── RECORDS PROVIDED ──
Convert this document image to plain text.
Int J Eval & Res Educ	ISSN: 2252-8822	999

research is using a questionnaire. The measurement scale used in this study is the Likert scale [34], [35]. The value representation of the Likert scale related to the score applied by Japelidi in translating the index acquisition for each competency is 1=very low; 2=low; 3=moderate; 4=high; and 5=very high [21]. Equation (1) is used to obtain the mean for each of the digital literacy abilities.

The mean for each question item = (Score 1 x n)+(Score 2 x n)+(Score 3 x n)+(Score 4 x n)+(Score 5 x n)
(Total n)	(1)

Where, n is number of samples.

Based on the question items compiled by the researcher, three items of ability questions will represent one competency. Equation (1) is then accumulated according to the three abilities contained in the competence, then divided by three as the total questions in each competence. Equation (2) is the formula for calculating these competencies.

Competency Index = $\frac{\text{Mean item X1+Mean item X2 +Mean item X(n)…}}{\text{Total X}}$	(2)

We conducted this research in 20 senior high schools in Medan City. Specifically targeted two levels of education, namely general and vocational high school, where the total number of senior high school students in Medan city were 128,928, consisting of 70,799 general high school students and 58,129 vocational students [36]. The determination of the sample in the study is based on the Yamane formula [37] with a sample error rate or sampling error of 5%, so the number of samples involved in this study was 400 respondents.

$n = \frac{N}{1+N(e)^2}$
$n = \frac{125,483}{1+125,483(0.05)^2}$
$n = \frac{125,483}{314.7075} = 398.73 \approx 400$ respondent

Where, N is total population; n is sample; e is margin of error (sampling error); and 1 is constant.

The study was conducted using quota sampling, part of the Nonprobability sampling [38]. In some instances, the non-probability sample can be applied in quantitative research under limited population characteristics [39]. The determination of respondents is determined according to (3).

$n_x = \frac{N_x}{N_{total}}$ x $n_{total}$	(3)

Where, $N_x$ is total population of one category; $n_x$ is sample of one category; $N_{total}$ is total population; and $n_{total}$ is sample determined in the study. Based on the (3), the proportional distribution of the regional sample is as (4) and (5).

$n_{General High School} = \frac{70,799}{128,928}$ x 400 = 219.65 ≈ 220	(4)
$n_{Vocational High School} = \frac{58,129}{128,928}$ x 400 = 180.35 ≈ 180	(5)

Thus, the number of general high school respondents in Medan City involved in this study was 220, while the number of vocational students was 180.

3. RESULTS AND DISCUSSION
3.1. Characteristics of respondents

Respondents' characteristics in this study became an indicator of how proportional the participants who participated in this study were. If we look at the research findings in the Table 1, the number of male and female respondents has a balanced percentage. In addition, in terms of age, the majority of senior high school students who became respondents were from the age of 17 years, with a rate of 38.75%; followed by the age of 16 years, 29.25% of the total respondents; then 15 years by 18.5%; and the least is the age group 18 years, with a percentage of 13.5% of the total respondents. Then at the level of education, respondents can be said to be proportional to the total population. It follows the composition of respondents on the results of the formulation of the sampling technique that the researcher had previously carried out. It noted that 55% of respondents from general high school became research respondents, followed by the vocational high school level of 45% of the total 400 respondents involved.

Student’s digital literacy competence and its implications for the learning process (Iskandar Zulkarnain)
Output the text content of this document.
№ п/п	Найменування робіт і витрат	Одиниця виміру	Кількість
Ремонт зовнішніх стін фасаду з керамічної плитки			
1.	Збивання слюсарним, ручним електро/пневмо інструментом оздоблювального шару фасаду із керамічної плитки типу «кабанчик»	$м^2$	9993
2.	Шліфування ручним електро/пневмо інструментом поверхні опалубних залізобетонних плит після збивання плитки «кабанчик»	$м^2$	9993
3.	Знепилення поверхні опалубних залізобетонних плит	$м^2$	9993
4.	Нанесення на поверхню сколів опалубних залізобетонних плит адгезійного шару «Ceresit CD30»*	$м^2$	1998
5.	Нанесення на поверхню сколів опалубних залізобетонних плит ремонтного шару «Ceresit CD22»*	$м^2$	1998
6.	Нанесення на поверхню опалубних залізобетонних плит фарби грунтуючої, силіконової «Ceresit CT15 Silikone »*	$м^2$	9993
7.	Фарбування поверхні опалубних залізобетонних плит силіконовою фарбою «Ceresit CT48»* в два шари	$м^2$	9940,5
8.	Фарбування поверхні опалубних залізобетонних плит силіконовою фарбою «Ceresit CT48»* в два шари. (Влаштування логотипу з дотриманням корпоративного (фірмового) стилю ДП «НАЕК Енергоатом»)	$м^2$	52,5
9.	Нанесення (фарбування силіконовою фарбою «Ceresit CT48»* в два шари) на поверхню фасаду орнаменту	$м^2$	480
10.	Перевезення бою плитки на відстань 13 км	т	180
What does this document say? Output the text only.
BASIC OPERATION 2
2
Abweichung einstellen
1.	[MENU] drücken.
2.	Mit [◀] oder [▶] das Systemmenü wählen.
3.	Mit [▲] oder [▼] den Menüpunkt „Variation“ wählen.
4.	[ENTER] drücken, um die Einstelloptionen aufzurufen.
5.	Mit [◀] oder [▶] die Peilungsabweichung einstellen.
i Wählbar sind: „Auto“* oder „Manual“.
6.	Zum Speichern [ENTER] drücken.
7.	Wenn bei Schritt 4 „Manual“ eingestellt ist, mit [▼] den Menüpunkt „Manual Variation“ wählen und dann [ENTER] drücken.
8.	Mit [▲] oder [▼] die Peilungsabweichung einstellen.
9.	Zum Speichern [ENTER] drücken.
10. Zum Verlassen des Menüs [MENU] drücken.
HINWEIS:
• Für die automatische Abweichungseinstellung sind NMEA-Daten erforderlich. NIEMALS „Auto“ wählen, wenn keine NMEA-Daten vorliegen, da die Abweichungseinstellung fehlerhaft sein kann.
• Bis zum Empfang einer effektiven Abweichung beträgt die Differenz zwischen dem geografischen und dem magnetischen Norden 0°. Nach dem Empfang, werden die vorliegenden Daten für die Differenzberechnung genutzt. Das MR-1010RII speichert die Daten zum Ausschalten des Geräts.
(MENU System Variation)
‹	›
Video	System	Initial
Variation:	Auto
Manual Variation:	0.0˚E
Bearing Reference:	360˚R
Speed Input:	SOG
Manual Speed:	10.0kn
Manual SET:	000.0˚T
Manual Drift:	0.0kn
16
───
WORK TO COMPLETE
Copy all lines of the listing above that contain the string "шари".

RESPONSE TO THIS TASK
7.	Фарбування поверхні опалубних залізобетонних плит силіконовою фарбою «Ceresit CT48»* в два шари	$м^2$	9940,5
8.	Фарбування поверхні опалубних залізобетонних плит силіконовою фарбою «Ceresit CT48»* в два шари. (Влаштування логотипу з дотриманням корпоративного (фірмового) стилю ДП «НАЕК Енергоатом»)	$м^2$	52,5
9.	Нанесення (фарбування силіконовою фарбою «Ceresit CT48»* в два шари) на поверхню фасаду орнаменту	$м^2$	480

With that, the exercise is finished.